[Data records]
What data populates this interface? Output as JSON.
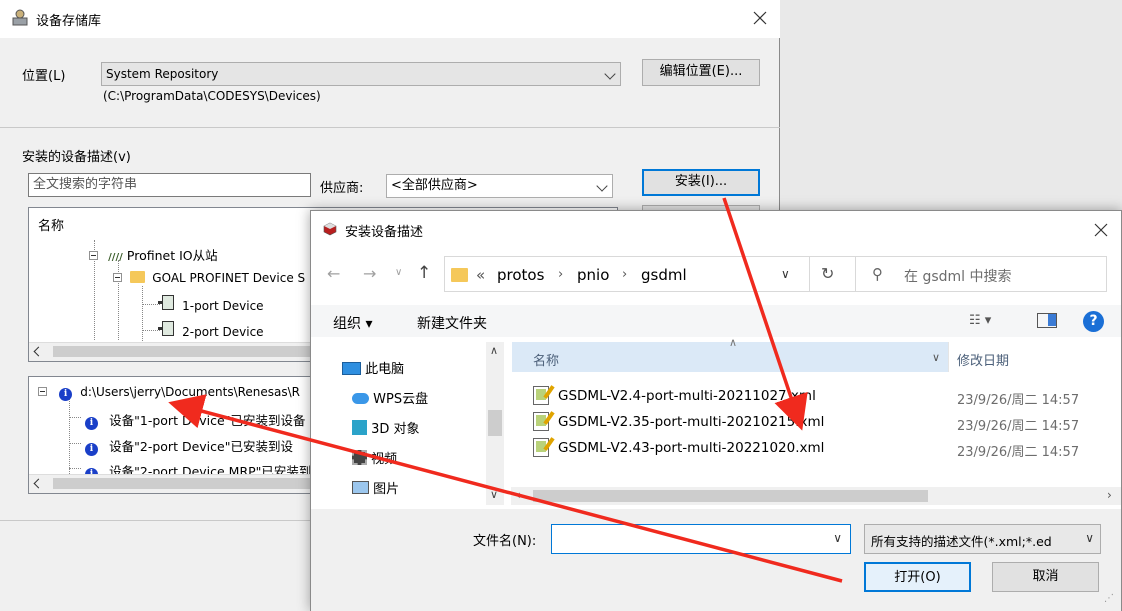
{
  "main_dialog": {
    "title": "设备存储库",
    "location_label": "位置(L)",
    "location_value": "System Repository",
    "location_path": "(C:\\ProgramData\\CODESYS\\Devices)",
    "edit_location_button": "编辑位置(E)...",
    "installed_label": "安装的设备描述(v)",
    "search_placeholder": "全文搜索的字符串",
    "vendor_label": "供应商:",
    "vendor_value": "<全部供应商>",
    "install_button": "安装(I)...",
    "tree_header": "名称",
    "tree_items": [
      "Profinet IO从站",
      "GOAL PROFINET Device S",
      "1-port Device",
      "2-port Device"
    ],
    "log_items": [
      "d:\\Users\\jerry\\Documents\\Renesas\\R",
      "设备\"1-port Device\"已安装到设备",
      "设备\"2-port Device\"已安装到设",
      "设备\"2-port Device MRP\"已安装到"
    ]
  },
  "file_dialog": {
    "title": "安装设备描述",
    "breadcrumb": [
      "«",
      "protos",
      "pnio",
      "gsdml"
    ],
    "search_placeholder": "在 gsdml 中搜索",
    "organize_button": "组织 ▾",
    "new_folder_button": "新建文件夹",
    "nav_items": [
      "此电脑",
      "WPS云盘",
      "3D 对象",
      "视频",
      "图片"
    ],
    "col_name": "名称",
    "col_modified": "修改日期",
    "files": [
      {
        "name": "GSDML-V2.4-port-multi-20211027.xml",
        "date": "23/9/26/周二 14:57"
      },
      {
        "name": "GSDML-V2.35-port-multi-20210215.xml",
        "date": "23/9/26/周二 14:57"
      },
      {
        "name": "GSDML-V2.43-port-multi-20221020.xml",
        "date": "23/9/26/周二 14:57"
      }
    ],
    "filename_label": "文件名(N):",
    "filename_value": "",
    "filter_value": "所有支持的描述文件(*.xml;*.ed",
    "open_button": "打开(O)",
    "cancel_button": "取消"
  },
  "colors": {
    "annotation_arrow": "#f02a1e",
    "selection_blue": "#0078d7",
    "help_blue": "#1a6fd6"
  }
}
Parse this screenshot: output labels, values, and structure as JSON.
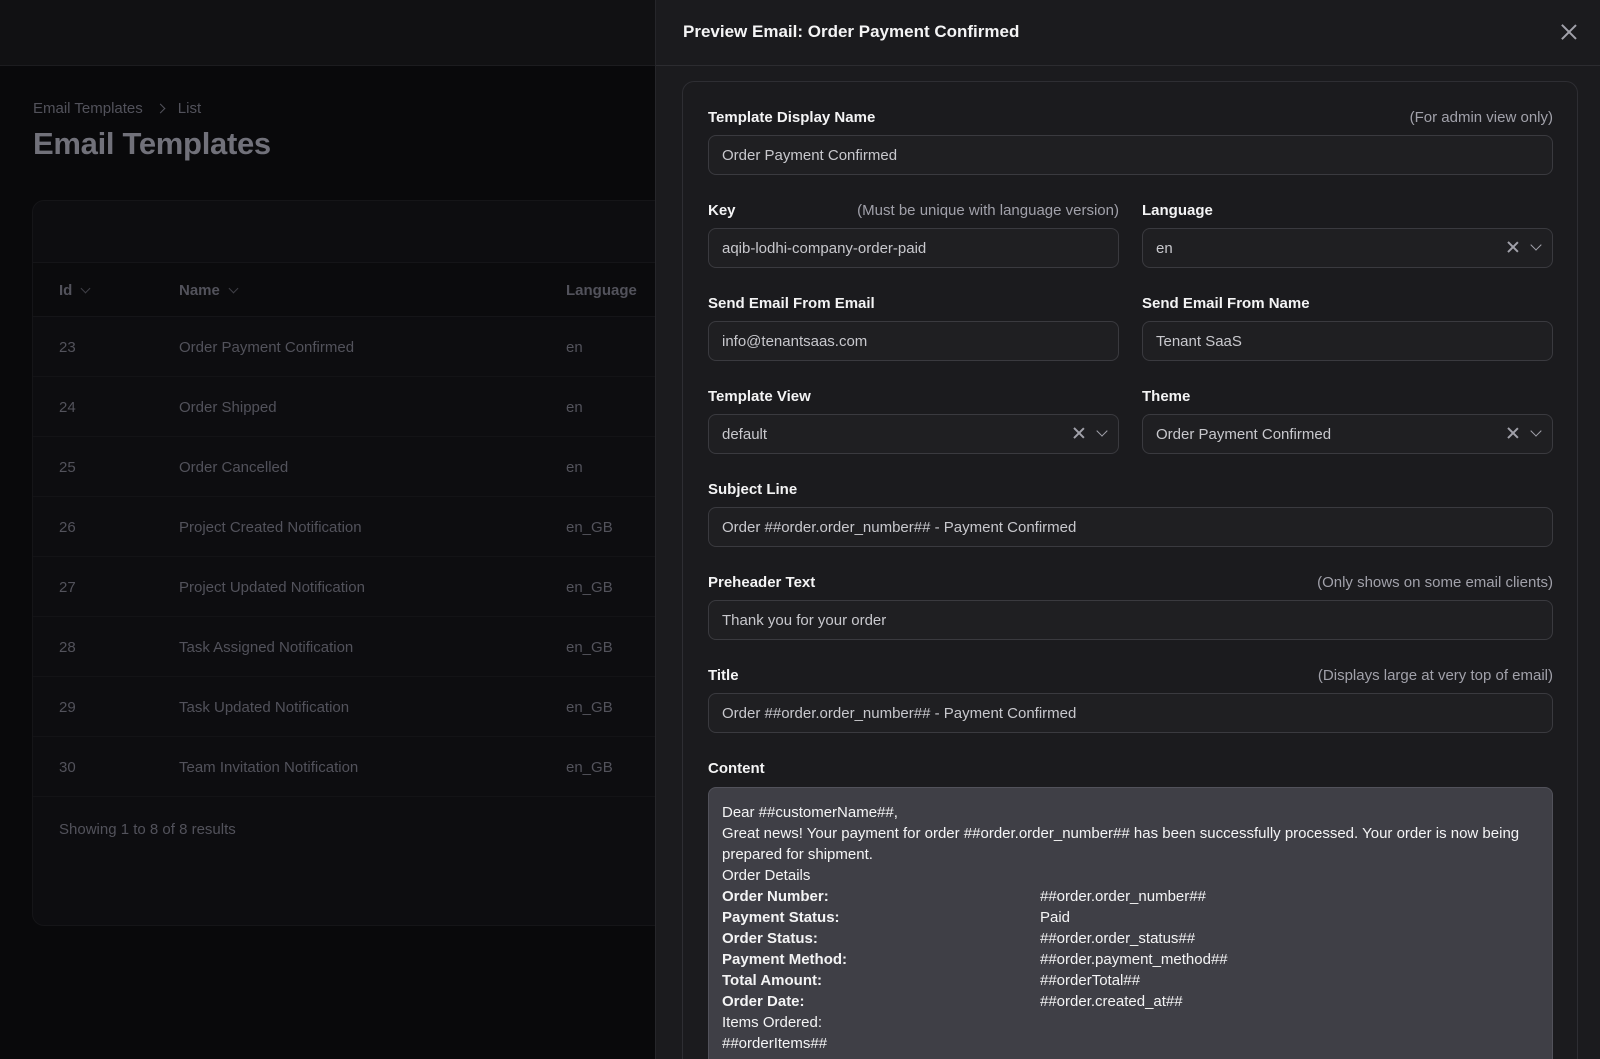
{
  "background": {
    "breadcrumb": [
      "Email Templates",
      "List"
    ],
    "page_title": "Email Templates",
    "table": {
      "columns": [
        "Id",
        "Name",
        "Language"
      ],
      "rows": [
        {
          "id": "23",
          "name": "Order Payment Confirmed",
          "language": "en"
        },
        {
          "id": "24",
          "name": "Order Shipped",
          "language": "en"
        },
        {
          "id": "25",
          "name": "Order Cancelled",
          "language": "en"
        },
        {
          "id": "26",
          "name": "Project Created Notification",
          "language": "en_GB"
        },
        {
          "id": "27",
          "name": "Project Updated Notification",
          "language": "en_GB"
        },
        {
          "id": "28",
          "name": "Task Assigned Notification",
          "language": "en_GB"
        },
        {
          "id": "29",
          "name": "Task Updated Notification",
          "language": "en_GB"
        },
        {
          "id": "30",
          "name": "Team Invitation Notification",
          "language": "en_GB"
        }
      ],
      "footer": "Showing 1 to 8 of 8 results"
    }
  },
  "drawer": {
    "title": "Preview Email: Order Payment Confirmed",
    "fields": {
      "display_name": {
        "label": "Template Display Name",
        "hint": "(For admin view only)",
        "value": "Order Payment Confirmed"
      },
      "key": {
        "label": "Key",
        "hint": "(Must be unique with language version)",
        "value": "aqib-lodhi-company-order-paid"
      },
      "language": {
        "label": "Language",
        "value": "en"
      },
      "from_email": {
        "label": "Send Email From Email",
        "value": "info@tenantsaas.com"
      },
      "from_name": {
        "label": "Send Email From Name",
        "value": "Tenant SaaS"
      },
      "template_view": {
        "label": "Template View",
        "value": "default"
      },
      "theme": {
        "label": "Theme",
        "value": "Order Payment Confirmed"
      },
      "subject": {
        "label": "Subject Line",
        "value": "Order ##order.order_number## - Payment Confirmed"
      },
      "preheader": {
        "label": "Preheader Text",
        "hint": "(Only shows on some email clients)",
        "value": "Thank you for your order"
      },
      "title": {
        "label": "Title",
        "hint": "(Displays large at very top of email)",
        "value": "Order ##order.order_number## - Payment Confirmed"
      },
      "content": {
        "label": "Content",
        "greeting": "Dear ##customerName##,",
        "body": "Great news! Your payment for order ##order.order_number## has been successfully processed. Your order is now being prepared for shipment.",
        "details_heading": "Order Details",
        "details": [
          {
            "key": "Order Number:",
            "value": "##order.order_number##"
          },
          {
            "key": "Payment Status:",
            "value": "Paid"
          },
          {
            "key": "Order Status:",
            "value": "##order.order_status##"
          },
          {
            "key": "Payment Method:",
            "value": "##order.payment_method##"
          },
          {
            "key": "Total Amount:",
            "value": "##orderTotal##"
          },
          {
            "key": "Order Date:",
            "value": "##order.created_at##"
          }
        ],
        "items_heading": "Items Ordered:",
        "items_placeholder": "##orderItems##"
      }
    }
  }
}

WHAT IS EXPECTED ::
Without including any pictures, reproduce the listing exactly.

RESULT FOR THIS TASK ::
What data populates this interface? Output as JSON.
{
  "main_dialog": {
    "title": "设备存储库",
    "location_label": "位置(L)",
    "location_value": "System Repository",
    "location_path": "(C:\\ProgramData\\CODESYS\\Devices)",
    "edit_location_button": "编辑位置(E)...",
    "installed_label": "安装的设备描述(v)",
    "search_placeholder": "全文搜索的字符串",
    "vendor_label": "供应商:",
    "vendor_value": "<全部供应商>",
    "install_button": "安装(I)...",
    "tree_header": "名称",
    "tree_items": [
      "Profinet IO从站",
      "GOAL PROFINET Device S",
      "1-port Device",
      "2-port Device"
    ],
    "log_items": [
      "d:\\Users\\jerry\\Documents\\Renesas\\R",
      "设备\"1-port Device\"已安装到设备",
      "设备\"2-port Device\"已安装到设",
      "设备\"2-port Device MRP\"已安装到"
    ]
  },
  "file_dialog": {
    "title": "安装设备描述",
    "breadcrumb": [
      "«",
      "protos",
      "pnio",
      "gsdml"
    ],
    "search_placeholder": "在 gsdml 中搜索",
    "organize_button": "组织 ▾",
    "new_folder_button": "新建文件夹",
    "nav_items": [
      "此电脑",
      "WPS云盘",
      "3D 对象",
      "视频",
      "图片"
    ],
    "col_name": "名称",
    "col_modified": "修改日期",
    "files": [
      {
        "name": "GSDML-V2.4-port-multi-20211027.xml",
        "date": "23/9/26/周二 14:57"
      },
      {
        "name": "GSDML-V2.35-port-multi-20210215.xml",
        "date": "23/9/26/周二 14:57"
      },
      {
        "name": "GSDML-V2.43-port-multi-20221020.xml",
        "date": "23/9/26/周二 14:57"
      }
    ],
    "filename_label": "文件名(N):",
    "filename_value": "",
    "filter_value": "所有支持的描述文件(*.xml;*.ed",
    "open_button": "打开(O)",
    "cancel_button": "取消"
  },
  "colors": {
    "annotation_arrow": "#f02a1e",
    "selection_blue": "#0078d7",
    "help_blue": "#1a6fd6"
  }
}
Parse this screenshot: output labels, values, and structure as JSON.
{
  "background": {
    "breadcrumb": [
      "Email Templates",
      "List"
    ],
    "page_title": "Email Templates",
    "table": {
      "columns": [
        "Id",
        "Name",
        "Language"
      ],
      "rows": [
        {
          "id": "23",
          "name": "Order Payment Confirmed",
          "language": "en"
        },
        {
          "id": "24",
          "name": "Order Shipped",
          "language": "en"
        },
        {
          "id": "25",
          "name": "Order Cancelled",
          "language": "en"
        },
        {
          "id": "26",
          "name": "Project Created Notification",
          "language": "en_GB"
        },
        {
          "id": "27",
          "name": "Project Updated Notification",
          "language": "en_GB"
        },
        {
          "id": "28",
          "name": "Task Assigned Notification",
          "language": "en_GB"
        },
        {
          "id": "29",
          "name": "Task Updated Notification",
          "language": "en_GB"
        },
        {
          "id": "30",
          "name": "Team Invitation Notification",
          "language": "en_GB"
        }
      ],
      "footer": "Showing 1 to 8 of 8 results"
    }
  },
  "drawer": {
    "title": "Preview Email: Order Payment Confirmed",
    "fields": {
      "display_name": {
        "label": "Template Display Name",
        "hint": "(For admin view only)",
        "value": "Order Payment Confirmed"
      },
      "key": {
        "label": "Key",
        "hint": "(Must be unique with language version)",
        "value": "aqib-lodhi-company-order-paid"
      },
      "language": {
        "label": "Language",
        "value": "en"
      },
      "from_email": {
        "label": "Send Email From Email",
        "value": "info@tenantsaas.com"
      },
      "from_name": {
        "label": "Send Email From Name",
        "value": "Tenant SaaS"
      },
      "template_view": {
        "label": "Template View",
        "value": "default"
      },
      "theme": {
        "label": "Theme",
        "value": "Order Payment Confirmed"
      },
      "subject": {
        "label": "Subject Line",
        "value": "Order ##order.order_number## - Payment Confirmed"
      },
      "preheader": {
        "label": "Preheader Text",
        "hint": "(Only shows on some email clients)",
        "value": "Thank you for your order"
      },
      "title": {
        "label": "Title",
        "hint": "(Displays large at very top of email)",
        "value": "Order ##order.order_number## - Payment Confirmed"
      },
      "content": {
        "label": "Content",
        "greeting": "Dear ##customerName##,",
        "body": "Great news! Your payment for order ##order.order_number## has been successfully processed. Your order is now being prepared for shipment.",
        "details_heading": "Order Details",
        "details": [
          {
            "key": "Order Number:",
            "value": "##order.order_number##"
          },
          {
            "key": "Payment Status:",
            "value": "Paid"
          },
          {
            "key": "Order Status:",
            "value": "##order.order_status##"
          },
          {
            "key": "Payment Method:",
            "value": "##order.payment_method##"
          },
          {
            "key": "Total Amount:",
            "value": "##orderTotal##"
          },
          {
            "key": "Order Date:",
            "value": "##order.created_at##"
          }
        ],
        "items_heading": "Items Ordered:",
        "items_placeholder": "##orderItems##"
      }
    }
  }
}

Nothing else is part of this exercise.